* **Data in this exercise**
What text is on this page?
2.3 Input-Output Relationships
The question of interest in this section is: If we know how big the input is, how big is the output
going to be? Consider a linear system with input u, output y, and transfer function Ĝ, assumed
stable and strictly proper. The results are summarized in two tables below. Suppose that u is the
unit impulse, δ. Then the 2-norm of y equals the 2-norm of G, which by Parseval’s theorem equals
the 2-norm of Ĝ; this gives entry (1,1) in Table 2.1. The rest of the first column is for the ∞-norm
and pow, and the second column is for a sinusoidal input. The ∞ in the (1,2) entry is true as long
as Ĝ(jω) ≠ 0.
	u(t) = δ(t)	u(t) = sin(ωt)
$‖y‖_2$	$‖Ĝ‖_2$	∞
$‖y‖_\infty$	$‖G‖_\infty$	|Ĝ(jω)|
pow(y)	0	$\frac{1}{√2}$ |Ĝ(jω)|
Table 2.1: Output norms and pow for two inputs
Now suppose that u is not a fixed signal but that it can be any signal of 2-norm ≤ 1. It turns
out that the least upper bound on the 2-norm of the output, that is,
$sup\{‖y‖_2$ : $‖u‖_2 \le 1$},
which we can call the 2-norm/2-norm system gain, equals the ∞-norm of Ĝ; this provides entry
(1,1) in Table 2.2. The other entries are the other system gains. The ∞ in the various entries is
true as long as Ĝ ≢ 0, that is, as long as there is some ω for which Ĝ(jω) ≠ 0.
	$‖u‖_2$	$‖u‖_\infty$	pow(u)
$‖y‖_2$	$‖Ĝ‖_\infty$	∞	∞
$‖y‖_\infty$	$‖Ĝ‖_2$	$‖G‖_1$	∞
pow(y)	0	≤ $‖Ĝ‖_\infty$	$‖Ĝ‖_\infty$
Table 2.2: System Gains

* **Written problem**
Write out every entry above, word for word.

* **Finished exercise**
What text is on this page?
2.3 Input-Output Relationships
The question of interest in this section is: If we know how big the input is, how big is the output
going to be? Consider a linear system with input u, output y, and transfer function Ĝ, assumed
stable and strictly proper. The results are summarized in two tables below. Suppose that u is the
unit impulse, δ. Then the 2-norm of y equals the 2-norm of G, which by Parseval’s theorem equals
the 2-norm of Ĝ; this gives entry (1,1) in Table 2.1. The rest of the first column is for the ∞-norm
and pow, and the second column is for a sinusoidal input. The ∞ in the (1,2) entry is true as long
as Ĝ(jω) ≠ 0.
	u(t) = δ(t)	u(t) = sin(ωt)
$‖y‖_2$	$‖Ĝ‖_2$	∞
$‖y‖_\infty$	$‖G‖_\infty$	|Ĝ(jω)|
pow(y)	0	$\frac{1}{√2}$ |Ĝ(jω)|
Table 2.1: Output norms and pow for two inputs
Now suppose that u is not a fixed signal but that it can be any signal of 2-norm ≤ 1. It turns
out that the least upper bound on the 2-norm of the output, that is,
$sup\{‖y‖_2$ : $‖u‖_2 \le 1$},
which we can call the 2-norm/2-norm system gain, equals the ∞-norm of Ĝ; this provides entry
(1,1) in Table 2.2. The other entries are the other system gains. The ∞ in the various entries is
true as long as Ĝ ≢ 0, that is, as long as there is some ω for which Ĝ(jω) ≠ 0.
	$‖u‖_2$	$‖u‖_\infty$	pow(u)
$‖y‖_2$	$‖Ĝ‖_\infty$	∞	∞
$‖y‖_\infty$	$‖Ĝ‖_2$	$‖G‖_1$	∞
pow(y)	0	≤ $‖Ĝ‖_\infty$	$‖Ĝ‖_\infty$
Table 2.2: System Gains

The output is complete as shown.